Single out the lines of the material that contain "JSON" and copy them.
═════ Dataset records
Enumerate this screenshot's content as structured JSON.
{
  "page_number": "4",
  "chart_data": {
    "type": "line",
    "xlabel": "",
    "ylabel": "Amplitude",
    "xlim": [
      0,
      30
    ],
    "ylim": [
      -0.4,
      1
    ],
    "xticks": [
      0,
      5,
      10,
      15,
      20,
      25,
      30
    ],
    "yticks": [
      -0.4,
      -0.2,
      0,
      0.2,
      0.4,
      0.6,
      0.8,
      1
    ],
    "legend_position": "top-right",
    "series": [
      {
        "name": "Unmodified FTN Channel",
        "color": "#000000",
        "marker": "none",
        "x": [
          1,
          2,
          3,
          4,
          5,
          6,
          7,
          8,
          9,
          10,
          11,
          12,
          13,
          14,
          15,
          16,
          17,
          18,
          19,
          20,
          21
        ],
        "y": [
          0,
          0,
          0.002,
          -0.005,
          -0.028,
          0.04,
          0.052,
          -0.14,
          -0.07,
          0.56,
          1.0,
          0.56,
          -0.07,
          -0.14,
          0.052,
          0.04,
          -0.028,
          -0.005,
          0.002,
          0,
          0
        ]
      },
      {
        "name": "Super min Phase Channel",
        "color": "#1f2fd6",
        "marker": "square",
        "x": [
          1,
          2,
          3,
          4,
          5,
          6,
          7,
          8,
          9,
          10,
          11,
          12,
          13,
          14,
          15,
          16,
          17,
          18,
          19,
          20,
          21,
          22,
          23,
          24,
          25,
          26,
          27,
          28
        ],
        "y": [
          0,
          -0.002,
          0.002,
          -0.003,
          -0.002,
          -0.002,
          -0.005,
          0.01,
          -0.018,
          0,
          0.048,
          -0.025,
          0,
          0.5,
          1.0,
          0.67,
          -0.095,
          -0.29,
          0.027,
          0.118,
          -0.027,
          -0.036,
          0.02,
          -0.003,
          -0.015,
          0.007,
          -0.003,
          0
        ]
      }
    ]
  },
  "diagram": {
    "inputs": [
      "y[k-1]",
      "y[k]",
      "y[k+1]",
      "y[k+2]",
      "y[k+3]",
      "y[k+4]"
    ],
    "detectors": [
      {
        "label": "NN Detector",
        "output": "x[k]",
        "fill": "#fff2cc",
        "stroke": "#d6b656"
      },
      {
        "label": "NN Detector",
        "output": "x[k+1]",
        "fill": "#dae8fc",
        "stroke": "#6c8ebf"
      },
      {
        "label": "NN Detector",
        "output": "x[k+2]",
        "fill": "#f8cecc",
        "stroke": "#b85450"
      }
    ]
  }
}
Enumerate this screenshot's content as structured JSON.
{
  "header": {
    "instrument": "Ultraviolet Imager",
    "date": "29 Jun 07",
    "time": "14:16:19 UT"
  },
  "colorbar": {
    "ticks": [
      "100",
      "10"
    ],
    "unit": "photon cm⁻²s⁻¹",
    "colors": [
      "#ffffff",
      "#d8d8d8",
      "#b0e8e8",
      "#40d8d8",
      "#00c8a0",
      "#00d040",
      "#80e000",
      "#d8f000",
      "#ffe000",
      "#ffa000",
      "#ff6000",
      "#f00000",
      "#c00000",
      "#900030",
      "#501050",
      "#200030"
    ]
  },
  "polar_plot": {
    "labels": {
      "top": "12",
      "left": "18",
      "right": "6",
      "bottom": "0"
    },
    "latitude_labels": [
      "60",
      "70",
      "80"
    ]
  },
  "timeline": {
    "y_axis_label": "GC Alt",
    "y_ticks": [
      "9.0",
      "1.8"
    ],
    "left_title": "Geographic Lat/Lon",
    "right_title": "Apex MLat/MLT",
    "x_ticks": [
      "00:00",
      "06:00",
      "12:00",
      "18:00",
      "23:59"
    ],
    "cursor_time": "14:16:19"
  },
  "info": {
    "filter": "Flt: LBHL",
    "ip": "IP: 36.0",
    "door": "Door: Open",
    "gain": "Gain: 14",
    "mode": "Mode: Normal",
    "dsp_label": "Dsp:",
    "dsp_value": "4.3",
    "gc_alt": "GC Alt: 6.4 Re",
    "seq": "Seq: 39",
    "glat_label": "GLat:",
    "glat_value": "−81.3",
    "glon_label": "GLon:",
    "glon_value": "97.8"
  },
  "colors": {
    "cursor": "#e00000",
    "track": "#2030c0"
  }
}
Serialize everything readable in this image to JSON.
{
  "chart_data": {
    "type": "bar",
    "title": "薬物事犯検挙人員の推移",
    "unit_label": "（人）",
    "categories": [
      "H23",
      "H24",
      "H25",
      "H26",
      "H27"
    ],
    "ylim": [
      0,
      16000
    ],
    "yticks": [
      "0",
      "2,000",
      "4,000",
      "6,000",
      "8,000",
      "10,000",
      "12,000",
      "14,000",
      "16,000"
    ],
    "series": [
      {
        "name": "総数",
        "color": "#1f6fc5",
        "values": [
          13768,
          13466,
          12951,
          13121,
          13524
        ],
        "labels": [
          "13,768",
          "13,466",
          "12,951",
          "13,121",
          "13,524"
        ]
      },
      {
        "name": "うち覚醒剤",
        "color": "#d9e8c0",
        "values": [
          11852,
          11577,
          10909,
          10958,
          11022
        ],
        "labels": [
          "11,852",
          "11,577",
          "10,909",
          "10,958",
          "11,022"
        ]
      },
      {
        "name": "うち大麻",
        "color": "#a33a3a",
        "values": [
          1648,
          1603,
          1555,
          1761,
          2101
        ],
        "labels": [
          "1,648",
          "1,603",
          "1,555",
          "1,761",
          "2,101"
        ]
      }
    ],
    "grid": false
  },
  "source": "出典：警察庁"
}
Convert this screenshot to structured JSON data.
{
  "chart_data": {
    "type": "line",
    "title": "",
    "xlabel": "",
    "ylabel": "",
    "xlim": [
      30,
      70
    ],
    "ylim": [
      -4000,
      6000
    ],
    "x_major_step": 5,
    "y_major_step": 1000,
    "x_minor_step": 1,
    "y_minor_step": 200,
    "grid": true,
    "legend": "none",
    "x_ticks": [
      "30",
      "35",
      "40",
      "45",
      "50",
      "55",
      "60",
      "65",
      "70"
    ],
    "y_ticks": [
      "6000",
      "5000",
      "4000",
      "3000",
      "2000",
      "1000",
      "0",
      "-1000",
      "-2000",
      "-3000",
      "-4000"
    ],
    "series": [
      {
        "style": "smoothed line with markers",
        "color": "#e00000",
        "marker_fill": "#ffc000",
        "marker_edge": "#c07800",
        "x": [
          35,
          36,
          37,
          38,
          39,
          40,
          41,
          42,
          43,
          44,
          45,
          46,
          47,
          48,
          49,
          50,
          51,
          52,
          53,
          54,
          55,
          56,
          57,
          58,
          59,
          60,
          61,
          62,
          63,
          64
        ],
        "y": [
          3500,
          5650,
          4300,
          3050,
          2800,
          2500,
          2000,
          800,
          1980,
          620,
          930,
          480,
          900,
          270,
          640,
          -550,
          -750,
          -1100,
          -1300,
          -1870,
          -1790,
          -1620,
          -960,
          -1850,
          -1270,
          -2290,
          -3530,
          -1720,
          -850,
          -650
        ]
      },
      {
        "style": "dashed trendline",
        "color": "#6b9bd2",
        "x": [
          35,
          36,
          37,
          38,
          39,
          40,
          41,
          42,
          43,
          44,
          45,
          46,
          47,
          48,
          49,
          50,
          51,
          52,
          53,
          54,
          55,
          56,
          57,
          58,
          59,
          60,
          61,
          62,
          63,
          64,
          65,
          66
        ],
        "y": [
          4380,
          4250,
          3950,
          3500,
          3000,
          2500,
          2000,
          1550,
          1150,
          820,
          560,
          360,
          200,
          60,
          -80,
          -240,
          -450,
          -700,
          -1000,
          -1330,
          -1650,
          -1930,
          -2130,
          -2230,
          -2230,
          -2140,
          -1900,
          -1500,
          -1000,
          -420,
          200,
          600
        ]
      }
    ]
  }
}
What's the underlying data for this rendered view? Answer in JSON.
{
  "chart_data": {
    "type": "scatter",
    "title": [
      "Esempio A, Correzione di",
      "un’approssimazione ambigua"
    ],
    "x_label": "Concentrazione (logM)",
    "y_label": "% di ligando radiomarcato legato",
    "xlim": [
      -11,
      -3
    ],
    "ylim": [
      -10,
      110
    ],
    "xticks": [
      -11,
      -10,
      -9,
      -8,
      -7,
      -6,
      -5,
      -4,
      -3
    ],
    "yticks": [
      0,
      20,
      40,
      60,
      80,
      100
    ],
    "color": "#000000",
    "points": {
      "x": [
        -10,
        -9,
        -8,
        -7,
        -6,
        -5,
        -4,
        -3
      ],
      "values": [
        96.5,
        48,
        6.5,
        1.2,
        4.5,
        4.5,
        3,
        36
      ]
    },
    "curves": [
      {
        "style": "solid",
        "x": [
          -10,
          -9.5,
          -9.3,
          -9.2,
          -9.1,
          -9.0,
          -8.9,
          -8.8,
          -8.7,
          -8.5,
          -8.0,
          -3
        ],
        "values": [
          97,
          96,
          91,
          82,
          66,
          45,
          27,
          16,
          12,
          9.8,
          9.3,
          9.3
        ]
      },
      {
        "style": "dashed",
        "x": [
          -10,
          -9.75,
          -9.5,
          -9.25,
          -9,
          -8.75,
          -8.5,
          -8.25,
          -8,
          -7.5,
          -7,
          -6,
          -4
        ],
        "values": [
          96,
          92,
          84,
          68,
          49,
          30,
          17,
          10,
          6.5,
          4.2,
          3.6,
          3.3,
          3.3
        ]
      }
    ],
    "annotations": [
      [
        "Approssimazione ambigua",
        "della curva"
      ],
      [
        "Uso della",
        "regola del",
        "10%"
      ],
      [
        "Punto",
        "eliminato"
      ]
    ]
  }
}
══════════
• Written response
Enumerate this screenshot's content as structured JSON.
Enumerate this screenshot's content as structured JSON.
Serialize everything readable in this image to JSON.
Convert this screenshot to structured JSON data.
What's the underlying data for this rendered view? Answer in JSON.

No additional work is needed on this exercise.